** Goal of the exercise **
Write out each record again exactly as it stands.

** Stored entries **

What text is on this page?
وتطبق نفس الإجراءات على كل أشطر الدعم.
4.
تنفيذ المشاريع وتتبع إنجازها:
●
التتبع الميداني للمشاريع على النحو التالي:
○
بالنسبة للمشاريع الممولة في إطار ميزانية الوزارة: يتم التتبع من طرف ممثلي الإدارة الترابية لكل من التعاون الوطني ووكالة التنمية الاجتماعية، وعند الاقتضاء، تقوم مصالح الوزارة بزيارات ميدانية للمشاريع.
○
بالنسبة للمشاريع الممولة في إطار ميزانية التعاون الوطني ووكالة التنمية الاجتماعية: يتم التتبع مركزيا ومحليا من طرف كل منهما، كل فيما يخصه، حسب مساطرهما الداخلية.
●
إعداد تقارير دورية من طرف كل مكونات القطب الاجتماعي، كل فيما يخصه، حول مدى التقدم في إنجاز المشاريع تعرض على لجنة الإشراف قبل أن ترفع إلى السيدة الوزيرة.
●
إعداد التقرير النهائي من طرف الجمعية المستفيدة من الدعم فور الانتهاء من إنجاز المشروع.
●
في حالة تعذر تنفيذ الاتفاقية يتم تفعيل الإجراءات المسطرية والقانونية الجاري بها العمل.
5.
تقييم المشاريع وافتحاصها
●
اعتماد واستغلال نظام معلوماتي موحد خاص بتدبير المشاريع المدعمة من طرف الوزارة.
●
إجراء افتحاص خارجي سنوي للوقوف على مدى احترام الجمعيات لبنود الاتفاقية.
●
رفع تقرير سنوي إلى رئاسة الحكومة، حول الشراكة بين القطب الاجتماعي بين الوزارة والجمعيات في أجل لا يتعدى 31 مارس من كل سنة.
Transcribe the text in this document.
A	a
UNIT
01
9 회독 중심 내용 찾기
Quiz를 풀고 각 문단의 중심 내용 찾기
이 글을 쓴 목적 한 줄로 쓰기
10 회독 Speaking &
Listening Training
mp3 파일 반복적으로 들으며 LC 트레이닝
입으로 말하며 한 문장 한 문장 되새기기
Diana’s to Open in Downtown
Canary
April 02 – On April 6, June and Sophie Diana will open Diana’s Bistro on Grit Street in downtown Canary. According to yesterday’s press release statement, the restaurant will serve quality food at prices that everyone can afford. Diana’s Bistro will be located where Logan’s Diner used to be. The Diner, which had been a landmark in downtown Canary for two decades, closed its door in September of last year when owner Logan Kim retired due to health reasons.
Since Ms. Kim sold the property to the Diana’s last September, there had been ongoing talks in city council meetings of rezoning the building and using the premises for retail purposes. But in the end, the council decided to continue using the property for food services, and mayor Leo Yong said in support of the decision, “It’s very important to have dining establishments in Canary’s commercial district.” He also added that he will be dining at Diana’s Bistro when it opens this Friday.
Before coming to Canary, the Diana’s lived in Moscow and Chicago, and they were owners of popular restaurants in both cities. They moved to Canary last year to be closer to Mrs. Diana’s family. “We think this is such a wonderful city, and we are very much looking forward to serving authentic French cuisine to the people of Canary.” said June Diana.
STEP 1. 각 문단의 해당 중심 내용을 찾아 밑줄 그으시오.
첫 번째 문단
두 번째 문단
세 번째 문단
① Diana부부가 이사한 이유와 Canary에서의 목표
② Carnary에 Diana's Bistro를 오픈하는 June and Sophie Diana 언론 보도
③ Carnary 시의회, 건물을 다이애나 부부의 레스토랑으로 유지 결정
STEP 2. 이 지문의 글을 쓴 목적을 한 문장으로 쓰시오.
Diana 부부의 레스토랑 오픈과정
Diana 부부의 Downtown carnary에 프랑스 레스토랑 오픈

** Problem solution **
What text is on this page?
وتطبق نفس الإجراءات على كل أشطر الدعم.
4.
تنفيذ المشاريع وتتبع إنجازها:
●
التتبع الميداني للمشاريع على النحو التالي:
○
بالنسبة للمشاريع الممولة في إطار ميزانية الوزارة: يتم التتبع من طرف ممثلي الإدارة الترابية لكل من التعاون الوطني ووكالة التنمية الاجتماعية، وعند الاقتضاء، تقوم مصالح الوزارة بزيارات ميدانية للمشاريع.
○
بالنسبة للمشاريع الممولة في إطار ميزانية التعاون الوطني ووكالة التنمية الاجتماعية: يتم التتبع مركزيا ومحليا من طرف كل منهما، كل فيما يخصه، حسب مساطرهما الداخلية.
●
إعداد تقارير دورية من طرف كل مكونات القطب الاجتماعي، كل فيما يخصه، حول مدى التقدم في إنجاز المشاريع تعرض على لجنة الإشراف قبل أن ترفع إلى السيدة الوزيرة.
●
إعداد التقرير النهائي من طرف الجمعية المستفيدة من الدعم فور الانتهاء من إنجاز المشروع.
●
في حالة تعذر تنفيذ الاتفاقية يتم تفعيل الإجراءات المسطرية والقانونية الجاري بها العمل.
5.
تقييم المشاريع وافتحاصها
●
اعتماد واستغلال نظام معلوماتي موحد خاص بتدبير المشاريع المدعمة من طرف الوزارة.
●
إجراء افتحاص خارجي سنوي للوقوف على مدى احترام الجمعيات لبنود الاتفاقية.
●
رفع تقرير سنوي إلى رئاسة الحكومة، حول الشراكة بين القطب الاجتماعي بين الوزارة والجمعيات في أجل لا يتعدى 31 مارس من كل سنة.
Transcribe the text in this document.
A	a
UNIT
01
9 회독 중심 내용 찾기
Quiz를 풀고 각 문단의 중심 내용 찾기
이 글을 쓴 목적 한 줄로 쓰기
10 회독 Speaking &
Listening Training
mp3 파일 반복적으로 들으며 LC 트레이닝
입으로 말하며 한 문장 한 문장 되새기기
Diana’s to Open in Downtown
Canary
April 02 – On April 6, June and Sophie Diana will open Diana’s Bistro on Grit Street in downtown Canary. According to yesterday’s press release statement, the restaurant will serve quality food at prices that everyone can afford. Diana’s Bistro will be located where Logan’s Diner used to be. The Diner, which had been a landmark in downtown Canary for two decades, closed its door in September of last year when owner Logan Kim retired due to health reasons.
Since Ms. Kim sold the property to the Diana’s last September, there had been ongoing talks in city council meetings of rezoning the building and using the premises for retail purposes. But in the end, the council decided to continue using the property for food services, and mayor Leo Yong said in support of the decision, “It’s very important to have dining establishments in Canary’s commercial district.” He also added that he will be dining at Diana’s Bistro when it opens this Friday.
Before coming to Canary, the Diana’s lived in Moscow and Chicago, and they were owners of popular restaurants in both cities. They moved to Canary last year to be closer to Mrs. Diana’s family. “We think this is such a wonderful city, and we are very much looking forward to serving authentic French cuisine to the people of Canary.” said June Diana.
STEP 1. 각 문단의 해당 중심 내용을 찾아 밑줄 그으시오.
첫 번째 문단
두 번째 문단
세 번째 문단
① Diana부부가 이사한 이유와 Canary에서의 목표
② Carnary에 Diana's Bistro를 오픈하는 June and Sophie Diana 언론 보도
③ Carnary 시의회, 건물을 다이애나 부부의 레스토랑으로 유지 결정
STEP 2. 이 지문의 글을 쓴 목적을 한 문장으로 쓰시오.
Diana 부부의 레스토랑 오픈과정
Diana 부부의 Downtown carnary에 프랑스 레스토랑 오픈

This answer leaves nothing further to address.